(Dataset items)

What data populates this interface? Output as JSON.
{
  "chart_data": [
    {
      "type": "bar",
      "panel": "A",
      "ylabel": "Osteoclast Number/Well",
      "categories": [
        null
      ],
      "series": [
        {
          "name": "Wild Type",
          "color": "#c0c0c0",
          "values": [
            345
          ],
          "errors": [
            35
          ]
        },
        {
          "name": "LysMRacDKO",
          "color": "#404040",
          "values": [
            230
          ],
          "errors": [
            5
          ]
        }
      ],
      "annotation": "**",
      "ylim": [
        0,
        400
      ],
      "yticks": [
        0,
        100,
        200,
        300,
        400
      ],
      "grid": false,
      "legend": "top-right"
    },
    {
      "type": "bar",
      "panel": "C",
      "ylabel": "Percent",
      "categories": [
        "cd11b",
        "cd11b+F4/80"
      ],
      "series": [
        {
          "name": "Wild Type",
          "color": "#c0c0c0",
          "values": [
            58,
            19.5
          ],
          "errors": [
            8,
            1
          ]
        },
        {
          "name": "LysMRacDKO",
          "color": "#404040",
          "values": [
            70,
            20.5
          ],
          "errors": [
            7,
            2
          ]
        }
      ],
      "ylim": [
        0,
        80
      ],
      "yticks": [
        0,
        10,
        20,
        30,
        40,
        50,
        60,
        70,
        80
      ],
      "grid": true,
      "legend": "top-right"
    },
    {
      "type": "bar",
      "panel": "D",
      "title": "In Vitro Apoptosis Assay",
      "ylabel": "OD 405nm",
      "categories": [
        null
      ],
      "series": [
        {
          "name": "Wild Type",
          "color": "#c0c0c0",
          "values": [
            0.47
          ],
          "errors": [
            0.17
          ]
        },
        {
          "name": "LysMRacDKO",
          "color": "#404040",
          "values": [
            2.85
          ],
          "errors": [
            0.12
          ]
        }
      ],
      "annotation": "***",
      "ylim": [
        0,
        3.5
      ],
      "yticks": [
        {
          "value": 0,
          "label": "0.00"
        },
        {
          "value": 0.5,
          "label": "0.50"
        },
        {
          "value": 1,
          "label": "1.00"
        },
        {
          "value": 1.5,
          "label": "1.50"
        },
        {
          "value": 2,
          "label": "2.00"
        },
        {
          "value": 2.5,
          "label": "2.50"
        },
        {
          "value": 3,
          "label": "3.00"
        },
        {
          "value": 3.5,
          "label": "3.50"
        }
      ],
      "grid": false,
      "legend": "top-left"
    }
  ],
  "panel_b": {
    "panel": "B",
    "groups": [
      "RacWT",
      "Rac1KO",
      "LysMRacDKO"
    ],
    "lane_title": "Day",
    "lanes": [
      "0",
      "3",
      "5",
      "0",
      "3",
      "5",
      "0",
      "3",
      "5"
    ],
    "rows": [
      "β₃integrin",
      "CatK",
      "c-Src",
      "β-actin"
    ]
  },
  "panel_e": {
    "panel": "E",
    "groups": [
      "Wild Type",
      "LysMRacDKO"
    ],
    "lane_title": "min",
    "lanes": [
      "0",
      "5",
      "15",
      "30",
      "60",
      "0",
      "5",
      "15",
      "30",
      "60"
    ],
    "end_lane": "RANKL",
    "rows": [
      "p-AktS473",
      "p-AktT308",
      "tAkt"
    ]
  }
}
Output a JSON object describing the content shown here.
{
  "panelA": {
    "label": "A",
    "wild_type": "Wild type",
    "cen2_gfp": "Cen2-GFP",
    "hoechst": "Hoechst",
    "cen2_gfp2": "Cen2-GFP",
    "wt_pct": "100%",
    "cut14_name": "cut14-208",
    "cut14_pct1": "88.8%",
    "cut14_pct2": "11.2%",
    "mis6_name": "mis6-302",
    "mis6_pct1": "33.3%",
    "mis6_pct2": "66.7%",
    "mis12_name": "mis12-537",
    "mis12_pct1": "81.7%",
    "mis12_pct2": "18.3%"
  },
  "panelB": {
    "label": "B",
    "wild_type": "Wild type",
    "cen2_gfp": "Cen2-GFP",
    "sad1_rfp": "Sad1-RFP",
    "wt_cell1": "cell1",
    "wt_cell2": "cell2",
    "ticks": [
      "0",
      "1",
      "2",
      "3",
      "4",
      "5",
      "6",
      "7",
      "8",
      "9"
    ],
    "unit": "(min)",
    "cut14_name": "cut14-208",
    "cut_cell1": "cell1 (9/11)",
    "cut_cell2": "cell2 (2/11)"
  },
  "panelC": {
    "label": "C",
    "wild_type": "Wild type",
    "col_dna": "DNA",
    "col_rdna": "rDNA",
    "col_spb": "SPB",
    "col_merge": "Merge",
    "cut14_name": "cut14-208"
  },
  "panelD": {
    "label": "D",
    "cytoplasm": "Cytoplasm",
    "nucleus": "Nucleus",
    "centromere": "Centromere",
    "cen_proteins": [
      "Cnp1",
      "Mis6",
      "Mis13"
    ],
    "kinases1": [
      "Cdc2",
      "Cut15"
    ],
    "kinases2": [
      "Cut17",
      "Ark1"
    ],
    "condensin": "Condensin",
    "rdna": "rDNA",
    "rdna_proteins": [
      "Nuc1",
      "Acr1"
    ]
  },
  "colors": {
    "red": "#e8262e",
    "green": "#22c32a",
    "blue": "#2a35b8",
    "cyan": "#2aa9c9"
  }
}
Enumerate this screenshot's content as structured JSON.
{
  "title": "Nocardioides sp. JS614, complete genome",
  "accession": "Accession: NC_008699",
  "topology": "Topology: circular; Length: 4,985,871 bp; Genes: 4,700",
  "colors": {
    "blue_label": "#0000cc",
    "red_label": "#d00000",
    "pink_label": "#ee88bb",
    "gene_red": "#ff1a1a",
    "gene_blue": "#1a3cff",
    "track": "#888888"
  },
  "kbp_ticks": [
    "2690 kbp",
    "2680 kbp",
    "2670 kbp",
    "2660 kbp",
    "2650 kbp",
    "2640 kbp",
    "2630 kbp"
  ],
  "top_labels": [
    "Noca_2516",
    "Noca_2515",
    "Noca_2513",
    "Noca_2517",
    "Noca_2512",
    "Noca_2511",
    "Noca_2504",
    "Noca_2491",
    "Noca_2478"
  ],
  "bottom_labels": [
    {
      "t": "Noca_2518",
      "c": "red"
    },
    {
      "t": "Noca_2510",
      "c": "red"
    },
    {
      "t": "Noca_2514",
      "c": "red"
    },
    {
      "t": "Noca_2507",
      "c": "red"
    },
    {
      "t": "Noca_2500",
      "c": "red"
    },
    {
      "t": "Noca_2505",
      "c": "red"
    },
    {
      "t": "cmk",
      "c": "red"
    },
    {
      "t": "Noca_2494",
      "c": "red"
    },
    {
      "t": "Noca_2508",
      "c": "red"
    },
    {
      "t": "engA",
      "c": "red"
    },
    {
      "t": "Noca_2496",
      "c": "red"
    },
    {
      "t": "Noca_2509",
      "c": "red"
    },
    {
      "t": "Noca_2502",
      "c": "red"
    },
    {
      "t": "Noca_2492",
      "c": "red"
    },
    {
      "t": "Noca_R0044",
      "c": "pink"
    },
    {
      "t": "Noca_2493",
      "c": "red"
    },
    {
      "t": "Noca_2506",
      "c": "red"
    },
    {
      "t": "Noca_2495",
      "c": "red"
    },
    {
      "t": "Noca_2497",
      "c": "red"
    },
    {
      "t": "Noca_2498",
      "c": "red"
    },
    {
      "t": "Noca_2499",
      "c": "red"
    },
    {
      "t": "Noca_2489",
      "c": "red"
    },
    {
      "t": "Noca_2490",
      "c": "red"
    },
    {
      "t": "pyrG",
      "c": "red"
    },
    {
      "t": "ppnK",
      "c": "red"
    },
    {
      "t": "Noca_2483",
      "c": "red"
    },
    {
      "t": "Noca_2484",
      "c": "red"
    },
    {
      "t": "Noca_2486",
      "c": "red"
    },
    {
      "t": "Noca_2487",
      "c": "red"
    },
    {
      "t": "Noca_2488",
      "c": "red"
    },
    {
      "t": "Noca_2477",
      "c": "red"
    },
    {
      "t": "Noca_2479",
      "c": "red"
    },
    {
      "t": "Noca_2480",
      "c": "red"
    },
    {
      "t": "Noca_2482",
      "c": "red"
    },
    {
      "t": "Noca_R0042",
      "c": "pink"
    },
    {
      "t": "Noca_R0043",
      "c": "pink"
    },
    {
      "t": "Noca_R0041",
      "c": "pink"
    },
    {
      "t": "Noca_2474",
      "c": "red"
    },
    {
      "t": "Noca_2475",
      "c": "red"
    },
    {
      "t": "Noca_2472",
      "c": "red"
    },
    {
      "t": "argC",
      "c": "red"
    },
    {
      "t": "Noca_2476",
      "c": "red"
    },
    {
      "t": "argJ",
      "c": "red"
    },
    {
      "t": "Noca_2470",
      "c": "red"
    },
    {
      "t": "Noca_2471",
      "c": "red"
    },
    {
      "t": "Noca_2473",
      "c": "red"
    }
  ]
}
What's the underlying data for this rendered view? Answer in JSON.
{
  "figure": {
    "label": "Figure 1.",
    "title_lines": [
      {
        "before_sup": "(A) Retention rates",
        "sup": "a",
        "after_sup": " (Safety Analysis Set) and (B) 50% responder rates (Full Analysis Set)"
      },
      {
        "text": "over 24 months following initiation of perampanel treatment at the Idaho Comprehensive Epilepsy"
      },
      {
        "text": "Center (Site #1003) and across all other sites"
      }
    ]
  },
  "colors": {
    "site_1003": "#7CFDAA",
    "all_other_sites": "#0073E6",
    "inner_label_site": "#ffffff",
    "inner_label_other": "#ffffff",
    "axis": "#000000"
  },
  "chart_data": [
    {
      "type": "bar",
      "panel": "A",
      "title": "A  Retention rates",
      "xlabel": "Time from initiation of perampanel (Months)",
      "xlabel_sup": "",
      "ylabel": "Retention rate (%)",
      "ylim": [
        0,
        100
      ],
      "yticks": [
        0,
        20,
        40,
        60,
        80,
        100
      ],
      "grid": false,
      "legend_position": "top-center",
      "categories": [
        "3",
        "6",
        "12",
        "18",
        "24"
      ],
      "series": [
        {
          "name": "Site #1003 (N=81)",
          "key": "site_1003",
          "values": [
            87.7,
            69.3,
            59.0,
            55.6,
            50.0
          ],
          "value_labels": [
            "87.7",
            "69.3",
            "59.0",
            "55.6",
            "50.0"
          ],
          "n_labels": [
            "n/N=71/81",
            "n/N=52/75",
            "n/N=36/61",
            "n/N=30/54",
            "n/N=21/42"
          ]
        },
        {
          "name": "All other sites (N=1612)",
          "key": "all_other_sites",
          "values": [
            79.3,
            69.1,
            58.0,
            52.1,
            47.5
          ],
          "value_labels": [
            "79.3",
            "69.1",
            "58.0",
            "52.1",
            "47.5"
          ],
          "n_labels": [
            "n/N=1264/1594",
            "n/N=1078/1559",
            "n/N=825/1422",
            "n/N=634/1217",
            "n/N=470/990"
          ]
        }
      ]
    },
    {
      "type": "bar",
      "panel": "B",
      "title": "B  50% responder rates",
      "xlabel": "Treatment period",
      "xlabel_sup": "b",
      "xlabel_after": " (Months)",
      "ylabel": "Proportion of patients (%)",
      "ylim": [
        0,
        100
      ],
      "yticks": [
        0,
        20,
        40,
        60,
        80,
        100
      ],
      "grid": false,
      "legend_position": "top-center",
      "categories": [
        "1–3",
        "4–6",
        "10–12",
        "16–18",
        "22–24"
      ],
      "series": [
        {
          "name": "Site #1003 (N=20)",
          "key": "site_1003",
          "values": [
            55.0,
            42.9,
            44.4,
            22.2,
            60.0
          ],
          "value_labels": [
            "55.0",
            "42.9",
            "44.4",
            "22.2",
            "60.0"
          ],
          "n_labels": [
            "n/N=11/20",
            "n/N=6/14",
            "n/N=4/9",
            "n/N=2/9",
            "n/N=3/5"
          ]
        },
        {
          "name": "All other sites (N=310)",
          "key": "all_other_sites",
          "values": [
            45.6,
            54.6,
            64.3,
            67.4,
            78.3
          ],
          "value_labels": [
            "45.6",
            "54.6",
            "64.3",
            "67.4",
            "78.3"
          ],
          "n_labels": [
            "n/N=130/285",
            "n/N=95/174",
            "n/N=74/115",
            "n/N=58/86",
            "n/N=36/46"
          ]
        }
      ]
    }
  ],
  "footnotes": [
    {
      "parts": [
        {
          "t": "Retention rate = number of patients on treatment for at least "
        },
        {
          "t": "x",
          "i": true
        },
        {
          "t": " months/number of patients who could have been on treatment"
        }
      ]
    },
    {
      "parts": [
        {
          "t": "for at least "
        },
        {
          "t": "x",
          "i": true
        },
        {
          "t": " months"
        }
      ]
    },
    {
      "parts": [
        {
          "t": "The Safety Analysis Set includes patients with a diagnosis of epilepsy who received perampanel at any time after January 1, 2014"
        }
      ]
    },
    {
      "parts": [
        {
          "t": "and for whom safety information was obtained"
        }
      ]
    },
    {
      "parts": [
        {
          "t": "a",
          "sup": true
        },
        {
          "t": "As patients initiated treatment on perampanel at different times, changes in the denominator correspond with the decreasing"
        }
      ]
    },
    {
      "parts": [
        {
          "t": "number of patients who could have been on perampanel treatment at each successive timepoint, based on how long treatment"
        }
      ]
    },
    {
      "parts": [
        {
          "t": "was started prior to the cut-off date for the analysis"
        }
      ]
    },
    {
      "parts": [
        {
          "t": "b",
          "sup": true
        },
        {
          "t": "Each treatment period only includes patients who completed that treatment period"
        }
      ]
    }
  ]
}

## Your task
Tell how many lines of the records above hold the string "includes". Give no other text.

## Response
2